[Stored data entries]
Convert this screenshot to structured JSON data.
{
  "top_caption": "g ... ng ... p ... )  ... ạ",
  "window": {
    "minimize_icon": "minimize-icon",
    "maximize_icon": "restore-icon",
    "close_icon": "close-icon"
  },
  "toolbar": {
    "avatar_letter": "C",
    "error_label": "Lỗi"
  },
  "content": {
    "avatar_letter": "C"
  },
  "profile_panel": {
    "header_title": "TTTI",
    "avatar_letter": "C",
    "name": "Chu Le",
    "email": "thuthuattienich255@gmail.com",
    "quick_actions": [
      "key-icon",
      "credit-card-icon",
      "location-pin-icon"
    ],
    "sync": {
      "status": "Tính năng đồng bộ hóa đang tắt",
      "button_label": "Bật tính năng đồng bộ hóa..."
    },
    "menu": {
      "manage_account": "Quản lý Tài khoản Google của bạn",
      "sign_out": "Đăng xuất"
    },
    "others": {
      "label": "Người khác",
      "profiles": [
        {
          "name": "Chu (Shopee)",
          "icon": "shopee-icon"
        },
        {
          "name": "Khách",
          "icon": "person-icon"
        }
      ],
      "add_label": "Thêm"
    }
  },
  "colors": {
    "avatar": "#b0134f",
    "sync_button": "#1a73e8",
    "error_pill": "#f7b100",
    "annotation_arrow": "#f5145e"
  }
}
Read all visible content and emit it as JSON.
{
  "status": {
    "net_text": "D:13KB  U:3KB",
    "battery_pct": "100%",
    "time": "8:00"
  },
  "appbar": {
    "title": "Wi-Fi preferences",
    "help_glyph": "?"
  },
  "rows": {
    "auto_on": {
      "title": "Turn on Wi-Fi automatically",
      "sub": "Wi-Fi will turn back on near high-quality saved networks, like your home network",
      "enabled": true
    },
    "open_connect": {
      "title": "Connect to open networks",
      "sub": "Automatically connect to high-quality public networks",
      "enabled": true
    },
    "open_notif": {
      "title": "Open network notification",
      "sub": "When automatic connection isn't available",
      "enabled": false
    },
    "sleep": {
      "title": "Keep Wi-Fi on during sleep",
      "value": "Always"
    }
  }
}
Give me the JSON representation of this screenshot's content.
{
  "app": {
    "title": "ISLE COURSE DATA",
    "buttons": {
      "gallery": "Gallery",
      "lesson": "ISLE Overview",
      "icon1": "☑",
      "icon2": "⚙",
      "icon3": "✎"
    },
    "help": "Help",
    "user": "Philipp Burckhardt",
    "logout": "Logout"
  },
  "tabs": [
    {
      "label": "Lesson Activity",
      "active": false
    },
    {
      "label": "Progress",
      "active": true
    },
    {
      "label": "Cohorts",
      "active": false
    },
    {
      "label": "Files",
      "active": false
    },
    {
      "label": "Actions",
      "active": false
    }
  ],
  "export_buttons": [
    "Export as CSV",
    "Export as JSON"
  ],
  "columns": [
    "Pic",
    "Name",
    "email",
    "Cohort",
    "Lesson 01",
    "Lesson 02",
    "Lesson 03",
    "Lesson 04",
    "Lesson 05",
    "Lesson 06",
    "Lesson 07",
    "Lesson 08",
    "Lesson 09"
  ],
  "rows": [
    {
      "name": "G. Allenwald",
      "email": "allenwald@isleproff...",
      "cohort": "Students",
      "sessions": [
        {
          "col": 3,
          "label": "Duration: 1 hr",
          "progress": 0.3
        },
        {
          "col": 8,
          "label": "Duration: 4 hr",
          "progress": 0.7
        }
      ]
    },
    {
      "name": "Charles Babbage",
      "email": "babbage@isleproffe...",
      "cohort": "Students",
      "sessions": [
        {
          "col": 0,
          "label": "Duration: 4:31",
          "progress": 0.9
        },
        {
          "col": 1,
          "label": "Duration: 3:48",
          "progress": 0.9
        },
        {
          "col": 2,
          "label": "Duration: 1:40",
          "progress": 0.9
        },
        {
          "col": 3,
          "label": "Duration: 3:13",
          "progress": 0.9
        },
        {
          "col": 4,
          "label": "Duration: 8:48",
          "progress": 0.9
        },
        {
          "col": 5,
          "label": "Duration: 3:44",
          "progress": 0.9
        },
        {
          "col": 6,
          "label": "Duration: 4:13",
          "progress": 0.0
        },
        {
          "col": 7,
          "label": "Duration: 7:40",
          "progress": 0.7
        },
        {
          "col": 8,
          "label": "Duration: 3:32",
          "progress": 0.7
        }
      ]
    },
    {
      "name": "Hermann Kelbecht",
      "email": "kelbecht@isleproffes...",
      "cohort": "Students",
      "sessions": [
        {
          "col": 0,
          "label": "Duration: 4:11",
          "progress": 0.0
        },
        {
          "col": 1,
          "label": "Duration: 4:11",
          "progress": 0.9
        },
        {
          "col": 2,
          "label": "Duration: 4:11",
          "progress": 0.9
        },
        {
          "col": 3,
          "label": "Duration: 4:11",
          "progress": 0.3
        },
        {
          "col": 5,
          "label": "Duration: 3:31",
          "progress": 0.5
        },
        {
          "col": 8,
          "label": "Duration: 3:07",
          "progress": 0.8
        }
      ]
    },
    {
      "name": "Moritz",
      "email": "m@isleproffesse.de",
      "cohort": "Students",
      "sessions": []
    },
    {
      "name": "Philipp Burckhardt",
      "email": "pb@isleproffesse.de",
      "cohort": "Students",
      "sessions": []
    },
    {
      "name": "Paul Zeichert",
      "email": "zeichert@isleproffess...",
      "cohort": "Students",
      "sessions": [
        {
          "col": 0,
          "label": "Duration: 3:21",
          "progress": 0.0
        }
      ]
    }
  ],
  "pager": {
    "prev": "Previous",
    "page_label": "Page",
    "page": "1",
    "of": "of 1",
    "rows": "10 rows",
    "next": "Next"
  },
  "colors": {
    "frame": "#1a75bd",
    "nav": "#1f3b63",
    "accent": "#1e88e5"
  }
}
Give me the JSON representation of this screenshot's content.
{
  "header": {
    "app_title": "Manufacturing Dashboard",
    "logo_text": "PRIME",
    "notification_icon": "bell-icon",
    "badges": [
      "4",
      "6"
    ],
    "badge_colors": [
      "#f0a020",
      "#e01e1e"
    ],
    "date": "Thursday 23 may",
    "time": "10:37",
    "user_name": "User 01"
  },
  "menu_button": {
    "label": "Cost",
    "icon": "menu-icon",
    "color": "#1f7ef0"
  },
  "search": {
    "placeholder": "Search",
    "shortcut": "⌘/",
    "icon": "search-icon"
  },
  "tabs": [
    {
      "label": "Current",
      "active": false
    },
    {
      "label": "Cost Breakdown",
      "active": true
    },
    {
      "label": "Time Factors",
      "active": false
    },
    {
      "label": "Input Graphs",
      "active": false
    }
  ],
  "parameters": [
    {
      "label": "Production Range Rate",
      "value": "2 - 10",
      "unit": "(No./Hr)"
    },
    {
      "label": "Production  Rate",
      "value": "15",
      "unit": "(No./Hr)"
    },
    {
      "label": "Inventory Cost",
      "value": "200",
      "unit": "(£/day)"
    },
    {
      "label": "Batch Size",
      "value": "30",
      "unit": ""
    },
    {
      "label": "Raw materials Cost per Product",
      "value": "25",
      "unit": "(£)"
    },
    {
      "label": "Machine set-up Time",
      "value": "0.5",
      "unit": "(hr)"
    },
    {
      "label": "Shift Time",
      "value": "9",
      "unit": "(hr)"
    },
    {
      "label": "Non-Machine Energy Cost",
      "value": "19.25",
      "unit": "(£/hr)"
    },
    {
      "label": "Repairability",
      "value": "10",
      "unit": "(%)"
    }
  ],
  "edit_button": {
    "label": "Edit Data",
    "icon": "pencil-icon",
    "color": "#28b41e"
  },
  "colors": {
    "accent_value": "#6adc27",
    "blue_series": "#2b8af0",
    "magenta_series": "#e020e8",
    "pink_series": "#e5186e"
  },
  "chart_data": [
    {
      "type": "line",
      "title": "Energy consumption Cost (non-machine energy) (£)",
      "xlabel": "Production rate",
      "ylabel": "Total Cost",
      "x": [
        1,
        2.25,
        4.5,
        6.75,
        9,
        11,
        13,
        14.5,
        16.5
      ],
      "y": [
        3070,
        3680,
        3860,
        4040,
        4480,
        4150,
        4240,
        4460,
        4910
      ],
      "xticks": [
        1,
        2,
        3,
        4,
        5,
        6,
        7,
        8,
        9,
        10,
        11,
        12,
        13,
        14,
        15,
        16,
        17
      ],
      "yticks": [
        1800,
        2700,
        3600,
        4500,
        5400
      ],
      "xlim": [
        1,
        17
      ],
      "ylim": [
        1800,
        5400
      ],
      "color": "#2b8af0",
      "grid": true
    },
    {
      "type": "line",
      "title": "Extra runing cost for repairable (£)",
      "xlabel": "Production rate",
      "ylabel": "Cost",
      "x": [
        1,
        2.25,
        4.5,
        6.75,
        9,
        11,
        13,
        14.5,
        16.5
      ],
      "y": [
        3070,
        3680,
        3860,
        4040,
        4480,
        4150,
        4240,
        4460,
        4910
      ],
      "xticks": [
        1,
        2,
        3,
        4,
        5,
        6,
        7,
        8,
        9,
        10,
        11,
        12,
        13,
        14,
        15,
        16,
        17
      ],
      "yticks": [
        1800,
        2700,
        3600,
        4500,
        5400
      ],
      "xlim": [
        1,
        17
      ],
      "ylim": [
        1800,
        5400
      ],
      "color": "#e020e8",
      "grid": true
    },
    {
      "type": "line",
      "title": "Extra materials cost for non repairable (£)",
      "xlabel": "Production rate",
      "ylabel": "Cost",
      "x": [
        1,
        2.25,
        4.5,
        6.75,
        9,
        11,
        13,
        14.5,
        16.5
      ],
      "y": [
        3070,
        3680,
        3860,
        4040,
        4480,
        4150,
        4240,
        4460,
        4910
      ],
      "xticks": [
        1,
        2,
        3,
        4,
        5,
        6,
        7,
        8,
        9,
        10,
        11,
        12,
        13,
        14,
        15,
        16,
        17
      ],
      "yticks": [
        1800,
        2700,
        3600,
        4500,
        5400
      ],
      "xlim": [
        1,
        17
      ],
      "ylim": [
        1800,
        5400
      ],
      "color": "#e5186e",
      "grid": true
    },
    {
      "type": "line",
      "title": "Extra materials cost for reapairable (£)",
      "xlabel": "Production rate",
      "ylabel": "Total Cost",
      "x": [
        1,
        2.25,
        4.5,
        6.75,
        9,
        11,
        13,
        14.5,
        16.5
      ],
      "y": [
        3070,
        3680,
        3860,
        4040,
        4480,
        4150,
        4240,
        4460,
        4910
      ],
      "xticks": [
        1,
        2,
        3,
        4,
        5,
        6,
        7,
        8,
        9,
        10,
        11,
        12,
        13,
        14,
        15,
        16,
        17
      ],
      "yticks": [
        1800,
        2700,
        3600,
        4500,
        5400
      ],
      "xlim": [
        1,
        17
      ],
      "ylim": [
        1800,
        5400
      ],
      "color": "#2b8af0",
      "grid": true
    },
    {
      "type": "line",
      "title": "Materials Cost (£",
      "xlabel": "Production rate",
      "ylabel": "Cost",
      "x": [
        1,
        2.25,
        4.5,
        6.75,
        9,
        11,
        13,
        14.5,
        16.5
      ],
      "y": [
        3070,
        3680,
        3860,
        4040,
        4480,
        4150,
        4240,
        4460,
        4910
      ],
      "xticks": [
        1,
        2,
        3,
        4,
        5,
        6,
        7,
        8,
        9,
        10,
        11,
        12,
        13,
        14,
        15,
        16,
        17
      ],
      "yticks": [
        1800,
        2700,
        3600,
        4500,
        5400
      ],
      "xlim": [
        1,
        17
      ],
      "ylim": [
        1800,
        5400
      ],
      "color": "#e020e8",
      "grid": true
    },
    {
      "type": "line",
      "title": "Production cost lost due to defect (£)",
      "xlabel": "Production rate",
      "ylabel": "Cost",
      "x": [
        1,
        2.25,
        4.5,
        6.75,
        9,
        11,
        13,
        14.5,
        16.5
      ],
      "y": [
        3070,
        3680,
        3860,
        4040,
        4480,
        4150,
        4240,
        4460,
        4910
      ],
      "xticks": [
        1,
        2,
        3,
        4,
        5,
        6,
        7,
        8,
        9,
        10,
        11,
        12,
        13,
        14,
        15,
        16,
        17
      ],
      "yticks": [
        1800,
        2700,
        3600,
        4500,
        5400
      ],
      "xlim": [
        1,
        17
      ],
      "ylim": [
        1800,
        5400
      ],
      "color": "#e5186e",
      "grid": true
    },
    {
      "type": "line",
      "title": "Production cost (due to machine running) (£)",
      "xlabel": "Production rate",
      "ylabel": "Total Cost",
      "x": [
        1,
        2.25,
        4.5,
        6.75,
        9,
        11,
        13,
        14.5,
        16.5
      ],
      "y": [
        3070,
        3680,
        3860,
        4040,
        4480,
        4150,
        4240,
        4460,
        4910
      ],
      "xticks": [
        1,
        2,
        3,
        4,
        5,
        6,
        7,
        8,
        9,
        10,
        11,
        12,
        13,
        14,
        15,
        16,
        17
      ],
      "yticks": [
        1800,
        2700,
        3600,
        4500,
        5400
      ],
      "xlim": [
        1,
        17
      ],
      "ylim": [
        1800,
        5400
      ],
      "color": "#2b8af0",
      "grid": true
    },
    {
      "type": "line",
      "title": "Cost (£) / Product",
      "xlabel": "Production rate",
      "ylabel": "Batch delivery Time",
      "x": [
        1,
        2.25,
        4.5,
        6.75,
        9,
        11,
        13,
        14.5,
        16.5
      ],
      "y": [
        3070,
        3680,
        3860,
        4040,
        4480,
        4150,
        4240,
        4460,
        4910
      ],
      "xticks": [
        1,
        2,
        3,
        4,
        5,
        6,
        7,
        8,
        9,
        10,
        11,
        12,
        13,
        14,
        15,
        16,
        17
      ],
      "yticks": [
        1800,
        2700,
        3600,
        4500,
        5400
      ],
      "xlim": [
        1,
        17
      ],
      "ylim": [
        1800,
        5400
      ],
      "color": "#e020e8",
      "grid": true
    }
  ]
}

-- Task goal --
Find the word "isleproffesse" in the entries, and copy every line it shows up in.

-- The completed task --
      "email": "m@isleproffesse.de",
      "email": "pb@isleproffesse.de",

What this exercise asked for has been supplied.